* Start Records shown *

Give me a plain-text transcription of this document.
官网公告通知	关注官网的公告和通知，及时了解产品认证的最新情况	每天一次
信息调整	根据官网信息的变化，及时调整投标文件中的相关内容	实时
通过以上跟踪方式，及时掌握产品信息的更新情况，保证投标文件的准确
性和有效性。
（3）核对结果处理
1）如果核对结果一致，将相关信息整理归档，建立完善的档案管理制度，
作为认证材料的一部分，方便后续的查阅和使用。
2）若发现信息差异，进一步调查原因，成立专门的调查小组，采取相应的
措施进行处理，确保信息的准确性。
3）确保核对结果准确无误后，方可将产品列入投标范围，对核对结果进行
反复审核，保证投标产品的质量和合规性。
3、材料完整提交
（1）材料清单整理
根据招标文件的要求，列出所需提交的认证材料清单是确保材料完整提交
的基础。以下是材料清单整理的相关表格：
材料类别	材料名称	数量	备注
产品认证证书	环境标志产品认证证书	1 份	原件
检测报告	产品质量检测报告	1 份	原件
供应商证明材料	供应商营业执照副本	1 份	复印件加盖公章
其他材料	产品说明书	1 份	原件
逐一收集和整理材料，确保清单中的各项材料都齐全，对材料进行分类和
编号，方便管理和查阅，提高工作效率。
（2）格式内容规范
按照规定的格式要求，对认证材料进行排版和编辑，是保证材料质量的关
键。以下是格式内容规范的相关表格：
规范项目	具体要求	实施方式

* End Records shown *

▶ Instructions for the task: Output each entry precisely as given.

▶ Task answer:
Give me a plain-text transcription of this document.
官网公告通知	关注官网的公告和通知，及时了解产品认证的最新情况	每天一次
信息调整	根据官网信息的变化，及时调整投标文件中的相关内容	实时
通过以上跟踪方式，及时掌握产品信息的更新情况，保证投标文件的准确
性和有效性。
（3）核对结果处理
1）如果核对结果一致，将相关信息整理归档，建立完善的档案管理制度，
作为认证材料的一部分，方便后续的查阅和使用。
2）若发现信息差异，进一步调查原因，成立专门的调查小组，采取相应的
措施进行处理，确保信息的准确性。
3）确保核对结果准确无误后，方可将产品列入投标范围，对核对结果进行
反复审核，保证投标产品的质量和合规性。
3、材料完整提交
（1）材料清单整理
根据招标文件的要求，列出所需提交的认证材料清单是确保材料完整提交
的基础。以下是材料清单整理的相关表格：
材料类别	材料名称	数量	备注
产品认证证书	环境标志产品认证证书	1 份	原件
检测报告	产品质量检测报告	1 份	原件
供应商证明材料	供应商营业执照副本	1 份	复印件加盖公章
其他材料	产品说明书	1 份	原件
逐一收集和整理材料，确保清单中的各项材料都齐全，对材料进行分类和
编号，方便管理和查阅，提高工作效率。
（2）格式内容规范
按照规定的格式要求，对认证材料进行排版和编辑，是保证材料质量的关
键。以下是格式内容规范的相关表格：
规范项目	具体要求	实施方式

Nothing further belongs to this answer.